■ STATED TASK ■
In the records below, pick out all lines containing the word "this".

■ PROVIDED MATERIAL ■
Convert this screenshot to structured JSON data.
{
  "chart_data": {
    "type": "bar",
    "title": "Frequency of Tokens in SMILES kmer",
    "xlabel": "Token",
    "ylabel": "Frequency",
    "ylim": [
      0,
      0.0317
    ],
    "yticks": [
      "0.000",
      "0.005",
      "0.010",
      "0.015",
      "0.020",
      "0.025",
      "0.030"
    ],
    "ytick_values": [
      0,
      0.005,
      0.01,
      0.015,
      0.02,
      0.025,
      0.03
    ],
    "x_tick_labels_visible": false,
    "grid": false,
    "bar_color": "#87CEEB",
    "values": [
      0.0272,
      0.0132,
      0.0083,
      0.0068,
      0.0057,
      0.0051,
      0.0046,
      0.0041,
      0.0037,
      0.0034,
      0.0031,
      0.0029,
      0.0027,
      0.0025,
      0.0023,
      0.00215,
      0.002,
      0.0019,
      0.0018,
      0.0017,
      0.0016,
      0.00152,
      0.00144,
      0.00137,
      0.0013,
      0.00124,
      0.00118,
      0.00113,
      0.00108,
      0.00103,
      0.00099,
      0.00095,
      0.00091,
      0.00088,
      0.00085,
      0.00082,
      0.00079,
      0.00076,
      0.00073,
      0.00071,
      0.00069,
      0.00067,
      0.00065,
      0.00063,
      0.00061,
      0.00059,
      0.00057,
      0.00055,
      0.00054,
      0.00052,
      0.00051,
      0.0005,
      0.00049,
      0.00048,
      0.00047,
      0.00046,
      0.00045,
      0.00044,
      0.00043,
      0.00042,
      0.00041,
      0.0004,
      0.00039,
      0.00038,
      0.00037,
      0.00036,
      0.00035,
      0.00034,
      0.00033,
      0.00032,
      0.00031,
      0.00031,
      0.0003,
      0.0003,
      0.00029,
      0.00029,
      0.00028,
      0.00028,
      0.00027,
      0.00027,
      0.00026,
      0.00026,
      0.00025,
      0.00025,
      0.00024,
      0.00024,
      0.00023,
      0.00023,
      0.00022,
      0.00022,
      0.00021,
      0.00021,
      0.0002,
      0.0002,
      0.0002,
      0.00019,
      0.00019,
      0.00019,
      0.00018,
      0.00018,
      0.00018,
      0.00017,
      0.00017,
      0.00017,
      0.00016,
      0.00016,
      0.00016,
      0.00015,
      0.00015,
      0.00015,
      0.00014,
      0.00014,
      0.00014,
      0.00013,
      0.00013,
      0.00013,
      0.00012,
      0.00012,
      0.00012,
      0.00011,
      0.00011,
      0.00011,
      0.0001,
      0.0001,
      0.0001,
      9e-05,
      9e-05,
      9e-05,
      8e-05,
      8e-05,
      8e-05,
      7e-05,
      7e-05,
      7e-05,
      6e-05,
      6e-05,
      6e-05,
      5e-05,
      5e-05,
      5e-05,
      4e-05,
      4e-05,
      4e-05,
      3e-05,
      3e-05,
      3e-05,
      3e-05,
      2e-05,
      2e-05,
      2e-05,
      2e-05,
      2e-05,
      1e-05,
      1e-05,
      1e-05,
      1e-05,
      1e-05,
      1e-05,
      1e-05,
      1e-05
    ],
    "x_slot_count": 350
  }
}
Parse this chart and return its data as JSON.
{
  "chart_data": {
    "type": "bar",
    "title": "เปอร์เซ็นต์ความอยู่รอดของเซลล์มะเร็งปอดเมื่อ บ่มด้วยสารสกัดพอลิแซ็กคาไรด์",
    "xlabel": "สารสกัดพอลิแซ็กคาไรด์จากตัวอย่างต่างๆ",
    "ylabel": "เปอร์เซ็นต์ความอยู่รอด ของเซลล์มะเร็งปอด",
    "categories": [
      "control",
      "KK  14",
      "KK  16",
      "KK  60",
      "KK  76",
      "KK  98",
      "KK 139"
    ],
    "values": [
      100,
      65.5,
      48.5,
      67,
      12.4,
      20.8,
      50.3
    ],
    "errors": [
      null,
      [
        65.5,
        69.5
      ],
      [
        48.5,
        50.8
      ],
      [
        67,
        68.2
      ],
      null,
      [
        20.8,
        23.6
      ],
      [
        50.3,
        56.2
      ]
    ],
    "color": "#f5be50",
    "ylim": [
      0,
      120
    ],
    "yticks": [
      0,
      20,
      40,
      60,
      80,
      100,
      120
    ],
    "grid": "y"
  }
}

■ COMPLETE RESPONSE ■
Convert this screenshot to structured JSON data.
Parse this chart and return its data as JSON.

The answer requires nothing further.